Your first reply to an inquiry sets the temperature for the whole relationship. It should feel personal, fast, and not desperate.

Prompt
I want three inquiry response templates that don’t sound like templates. My voice document: [paste from entry 02]. My service: [describe in one line]. Write three responses: (1) Strong-fit lead I want to book — warm, confident, moves them toward a call without being pushy; (2) Partial-fit lead I’m warm on — open the door, ask one clarifying question, leave room to convert; (3) Poor-fit lead I want to decline gracefully — honest about fit, kind, leaves the relationship intact for referrals. For each: include a subject line, the body (under 200 words), and one clear next step. Use natural transitions and conversational rhythm — not bullet points or numbered lists in the actual email. Tell me which lines I’ll need to customize per inquiry so the template stays usable but never feels copy-pasted.
Part Four

contracts & the legal side

the work most of us put off the longest, and where AI is most immediately useful
No. 15

audit your existing contract for gaps

Most of us are working with a contract we wrote five years ago, or one we borrowed from a friend, or one a planner sent us once. AI will read what you have and tell you what’s missing — without you needing to know what you don’t know.

Prompt
I’m a [your role] in [your state] and want a thorough audit of my current client agreement. My contract: [paste in full or attach]. The kind of work it covers: [weddings, portraits, events, etc.]. Read it carefully and tell me, in this order: (1) protective clauses that are missing for my type of work and state — rescheduling, force majeure, model release, image rights, late payment, AI training opt-out, etc.; (2) language that’s vague or could be exploited by a difficult client; (3) anything outdated for how the wedding industry actually works in 2026; (4) anything that reads as overly aggressive or distrustful in a way that could hurt bookings. Then give me the top five issues ranked by risk, and for each one, write the specific replacement clause I should use, in plain language a client would actually read. Note: you’re not a lawyer and I’ll have a real attorney review the final — this is a structural audit to bring to that conversation.
No. 16

build agreements for every kind of work you take on

If you only have one contract, you’re either over-protecting small jobs or under-protecting big ones. I now have separate agreements for weddings, portraits, and non-wedding events — and they took an afternoon to build because I started from one I trusted.

● Supplied data
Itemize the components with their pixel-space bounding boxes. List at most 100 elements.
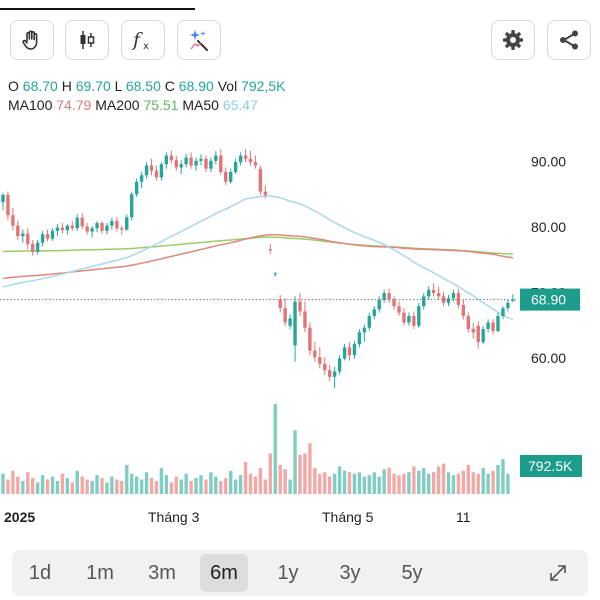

● Exercise prompt
Reproduce word for word the passage of the guide from "build agreements for" up to and including "one I trusted.". The material is separate from the guide and stands apart from it.

● The completed task
build agreements for every kind of work you take on

If you only have one contract, you’re either over-protecting small jobs or under-protecting big ones. I now have separate agreements for weddings, portraits, and non-wedding events — and they took an afternoon to build because I started from one I trusted.